ENTRIES —
+++++
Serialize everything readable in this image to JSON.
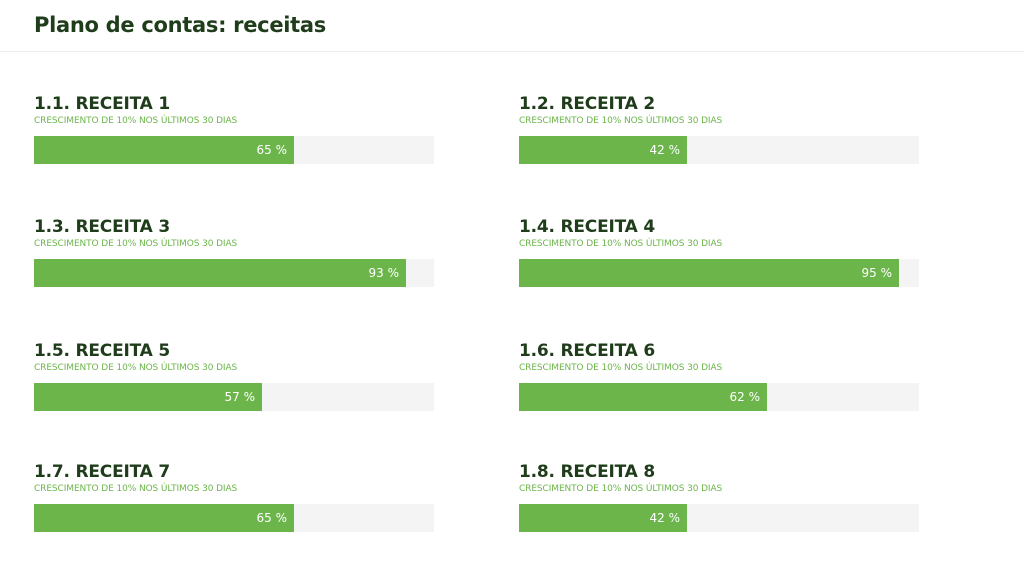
{
  "page": {
    "title": "Plano de contas: receitas"
  },
  "colors": {
    "title": "#1f3d1a",
    "accent": "#6cb54a",
    "track": "#f4f4f4",
    "divider": "#ececec"
  },
  "items": [
    {
      "title": "1.1. RECEITA 1",
      "subtitle": "CRESCIMENTO DE 10% NOS ÚLTIMOS 30 DIAS",
      "percent": 65,
      "percent_label": "65 %"
    },
    {
      "title": "1.2. RECEITA 2",
      "subtitle": "CRESCIMENTO DE 10% NOS ÚLTIMOS 30 DIAS",
      "percent": 42,
      "percent_label": "42 %"
    },
    {
      "title": "1.3. RECEITA 3",
      "subtitle": "CRESCIMENTO DE 10% NOS ÚLTIMOS 30 DIAS",
      "percent": 93,
      "percent_label": "93 %"
    },
    {
      "title": "1.4. RECEITA 4",
      "subtitle": "CRESCIMENTO DE 10% NOS ÚLTIMOS 30 DIAS",
      "percent": 95,
      "percent_label": "95 %"
    },
    {
      "title": "1.5. RECEITA 5",
      "subtitle": "CRESCIMENTO DE 10% NOS ÚLTIMOS 30 DIAS",
      "percent": 57,
      "percent_label": "57 %"
    },
    {
      "title": "1.6. RECEITA 6",
      "subtitle": "CRESCIMENTO DE 10% NOS ÚLTIMOS 30 DIAS",
      "percent": 62,
      "percent_label": "62 %"
    },
    {
      "title": "1.7. RECEITA 7",
      "subtitle": "CRESCIMENTO DE 10% NOS ÚLTIMOS 30 DIAS",
      "percent": 65,
      "percent_label": "65 %"
    },
    {
      "title": "1.8. RECEITA 8",
      "subtitle": "CRESCIMENTO DE 10% NOS ÚLTIMOS 30 DIAS",
      "percent": 42,
      "percent_label": "42 %"
    }
  ]
}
+++++
STATED EXERCISE — Quote the records in full and exactly; skip any image.

FULL SOLUTION —
Serialize everything readable in this image to JSON.
{
  "page": {
    "title": "Plano de contas: receitas"
  },
  "colors": {
    "title": "#1f3d1a",
    "accent": "#6cb54a",
    "track": "#f4f4f4",
    "divider": "#ececec"
  },
  "items": [
    {
      "title": "1.1. RECEITA 1",
      "subtitle": "CRESCIMENTO DE 10% NOS ÚLTIMOS 30 DIAS",
      "percent": 65,
      "percent_label": "65 %"
    },
    {
      "title": "1.2. RECEITA 2",
      "subtitle": "CRESCIMENTO DE 10% NOS ÚLTIMOS 30 DIAS",
      "percent": 42,
      "percent_label": "42 %"
    },
    {
      "title": "1.3. RECEITA 3",
      "subtitle": "CRESCIMENTO DE 10% NOS ÚLTIMOS 30 DIAS",
      "percent": 93,
      "percent_label": "93 %"
    },
    {
      "title": "1.4. RECEITA 4",
      "subtitle": "CRESCIMENTO DE 10% NOS ÚLTIMOS 30 DIAS",
      "percent": 95,
      "percent_label": "95 %"
    },
    {
      "title": "1.5. RECEITA 5",
      "subtitle": "CRESCIMENTO DE 10% NOS ÚLTIMOS 30 DIAS",
      "percent": 57,
      "percent_label": "57 %"
    },
    {
      "title": "1.6. RECEITA 6",
      "subtitle": "CRESCIMENTO DE 10% NOS ÚLTIMOS 30 DIAS",
      "percent": 62,
      "percent_label": "62 %"
    },
    {
      "title": "1.7. RECEITA 7",
      "subtitle": "CRESCIMENTO DE 10% NOS ÚLTIMOS 30 DIAS",
      "percent": 65,
      "percent_label": "65 %"
    },
    {
      "title": "1.8. RECEITA 8",
      "subtitle": "CRESCIMENTO DE 10% NOS ÚLTIMOS 30 DIAS",
      "percent": 42,
      "percent_label": "42 %"
    }
  ]
}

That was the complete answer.